## PROBLEM DETAILS
Copy every record below exactly as written, but leave out the pictures.

## DATA TO PROCESS

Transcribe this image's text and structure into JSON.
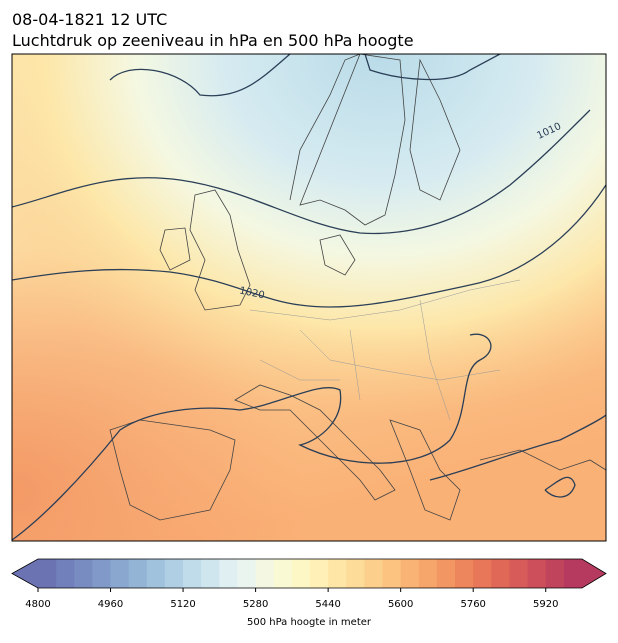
{
  "title": "08-04-1821 12 UTC",
  "subtitle": "Luchtdruk op zeeniveau in hPa en 500 hPa hoogte",
  "contour_labels": [
    "1010",
    "1020"
  ],
  "colorbar": {
    "label": "500 hPa hoogte in meter",
    "lim": [
      4800,
      6000
    ],
    "ticks": [
      4800,
      4960,
      5120,
      5280,
      5440,
      5600,
      5760,
      5920
    ],
    "colors": [
      "#6b73b3",
      "#717fba",
      "#788cc1",
      "#8099c8",
      "#89a7cf",
      "#94b4d6",
      "#a1c2dd",
      "#b0cfe4",
      "#c0dbea",
      "#d0e6ef",
      "#dfeff2",
      "#ebf5ef",
      "#f4f8e2",
      "#f9f9d4",
      "#fdf7c6",
      "#fef0b6",
      "#fee6a7",
      "#fddb99",
      "#fccf8c",
      "#fbc280",
      "#f9b475",
      "#f6a56b",
      "#f29663",
      "#ed865c",
      "#e77758",
      "#df6857",
      "#d65b59",
      "#cc4f5b",
      "#c1445d",
      "#b63a5f"
    ]
  }
}
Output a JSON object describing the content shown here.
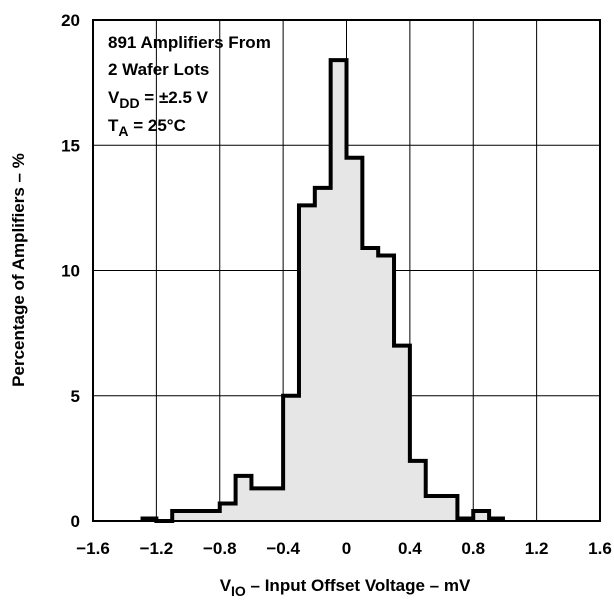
{
  "chart_data": {
    "type": "histogram",
    "xlabel_main": "V",
    "xlabel_sub": "IO",
    "xlabel_rest": " – Input Offset Voltage – mV",
    "ylabel": "Percentage of Amplifiers – %",
    "xlim": [
      -1.6,
      1.6
    ],
    "ylim": [
      0,
      20
    ],
    "x_ticks": [
      -1.6,
      -1.2,
      -0.8,
      -0.4,
      0,
      0.4,
      0.8,
      1.2,
      1.6
    ],
    "x_tick_labels": [
      "−1.6",
      "−1.2",
      "−0.8",
      "−0.4",
      "0",
      "0.4",
      "0.8",
      "1.2",
      "1.6"
    ],
    "y_ticks": [
      0,
      5,
      10,
      15,
      20
    ],
    "y_tick_labels": [
      "0",
      "5",
      "10",
      "15",
      "20"
    ],
    "grid": true,
    "bin_width": 0.1,
    "bins": [
      {
        "x": -1.25,
        "value": 0.1
      },
      {
        "x": -1.15,
        "value": 0.0
      },
      {
        "x": -1.05,
        "value": 0.4
      },
      {
        "x": -0.95,
        "value": 0.4
      },
      {
        "x": -0.85,
        "value": 0.4
      },
      {
        "x": -0.75,
        "value": 0.7
      },
      {
        "x": -0.65,
        "value": 1.8
      },
      {
        "x": -0.55,
        "value": 1.3
      },
      {
        "x": -0.45,
        "value": 1.3
      },
      {
        "x": -0.35,
        "value": 5.0
      },
      {
        "x": -0.25,
        "value": 12.6
      },
      {
        "x": -0.15,
        "value": 13.3
      },
      {
        "x": -0.05,
        "value": 18.4
      },
      {
        "x": 0.05,
        "value": 14.5
      },
      {
        "x": 0.15,
        "value": 10.9
      },
      {
        "x": 0.25,
        "value": 10.6
      },
      {
        "x": 0.35,
        "value": 7.0
      },
      {
        "x": 0.45,
        "value": 2.4
      },
      {
        "x": 0.55,
        "value": 1.0
      },
      {
        "x": 0.65,
        "value": 1.0
      },
      {
        "x": 0.75,
        "value": 0.1
      },
      {
        "x": 0.85,
        "value": 0.4
      },
      {
        "x": 0.95,
        "value": 0.1
      }
    ],
    "fill_color": "#e6e6e6",
    "line_color": "#000000",
    "annotation": {
      "line1": "891 Amplifiers From",
      "line2": "2 Wafer Lots",
      "line3_main": "V",
      "line3_sub": "DD",
      "line3_rest": " = ±2.5 V",
      "line4_main": "T",
      "line4_sub": "A",
      "line4_rest": " = 25°C"
    }
  }
}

## RESPONSE TO THIS TASK
Transcribe this image's text and structure into JSON.
{
  "title": "08-04-1821 12 UTC",
  "subtitle": "Luchtdruk op zeeniveau in hPa en 500 hPa hoogte",
  "contour_labels": [
    "1010",
    "1020"
  ],
  "colorbar": {
    "label": "500 hPa hoogte in meter",
    "lim": [
      4800,
      6000
    ],
    "ticks": [
      4800,
      4960,
      5120,
      5280,
      5440,
      5600,
      5760,
      5920
    ],
    "colors": [
      "#6b73b3",
      "#717fba",
      "#788cc1",
      "#8099c8",
      "#89a7cf",
      "#94b4d6",
      "#a1c2dd",
      "#b0cfe4",
      "#c0dbea",
      "#d0e6ef",
      "#dfeff2",
      "#ebf5ef",
      "#f4f8e2",
      "#f9f9d4",
      "#fdf7c6",
      "#fef0b6",
      "#fee6a7",
      "#fddb99",
      "#fccf8c",
      "#fbc280",
      "#f9b475",
      "#f6a56b",
      "#f29663",
      "#ed865c",
      "#e77758",
      "#df6857",
      "#d65b59",
      "#cc4f5b",
      "#c1445d",
      "#b63a5f"
    ]
  }
}
Output a JSON object describing the content shown here.
{
  "chart_data": {
    "type": "histogram",
    "xlabel_main": "V",
    "xlabel_sub": "IO",
    "xlabel_rest": " – Input Offset Voltage – mV",
    "ylabel": "Percentage of Amplifiers – %",
    "xlim": [
      -1.6,
      1.6
    ],
    "ylim": [
      0,
      20
    ],
    "x_ticks": [
      -1.6,
      -1.2,
      -0.8,
      -0.4,
      0,
      0.4,
      0.8,
      1.2,
      1.6
    ],
    "x_tick_labels": [
      "−1.6",
      "−1.2",
      "−0.8",
      "−0.4",
      "0",
      "0.4",
      "0.8",
      "1.2",
      "1.6"
    ],
    "y_ticks": [
      0,
      5,
      10,
      15,
      20
    ],
    "y_tick_labels": [
      "0",
      "5",
      "10",
      "15",
      "20"
    ],
    "grid": true,
    "bin_width": 0.1,
    "bins": [
      {
        "x": -1.25,
        "value": 0.1
      },
      {
        "x": -1.15,
        "value": 0.0
      },
      {
        "x": -1.05,
        "value": 0.4
      },
      {
        "x": -0.95,
        "value": 0.4
      },
      {
        "x": -0.85,
        "value": 0.4
      },
      {
        "x": -0.75,
        "value": 0.7
      },
      {
        "x": -0.65,
        "value": 1.8
      },
      {
        "x": -0.55,
        "value": 1.3
      },
      {
        "x": -0.45,
        "value": 1.3
      },
      {
        "x": -0.35,
        "value": 5.0
      },
      {
        "x": -0.25,
        "value": 12.6
      },
      {
        "x": -0.15,
        "value": 13.3
      },
      {
        "x": -0.05,
        "value": 18.4
      },
      {
        "x": 0.05,
        "value": 14.5
      },
      {
        "x": 0.15,
        "value": 10.9
      },
      {
        "x": 0.25,
        "value": 10.6
      },
      {
        "x": 0.35,
        "value": 7.0
      },
      {
        "x": 0.45,
        "value": 2.4
      },
      {
        "x": 0.55,
        "value": 1.0
      },
      {
        "x": 0.65,
        "value": 1.0
      },
      {
        "x": 0.75,
        "value": 0.1
      },
      {
        "x": 0.85,
        "value": 0.4
      },
      {
        "x": 0.95,
        "value": 0.1
      }
    ],
    "fill_color": "#e6e6e6",
    "line_color": "#000000",
    "annotation": {
      "line1": "891 Amplifiers From",
      "line2": "2 Wafer Lots",
      "line3_main": "V",
      "line3_sub": "DD",
      "line3_rest": " = ±2.5 V",
      "line4_main": "T",
      "line4_sub": "A",
      "line4_rest": " = 25°C"
    }
  }
}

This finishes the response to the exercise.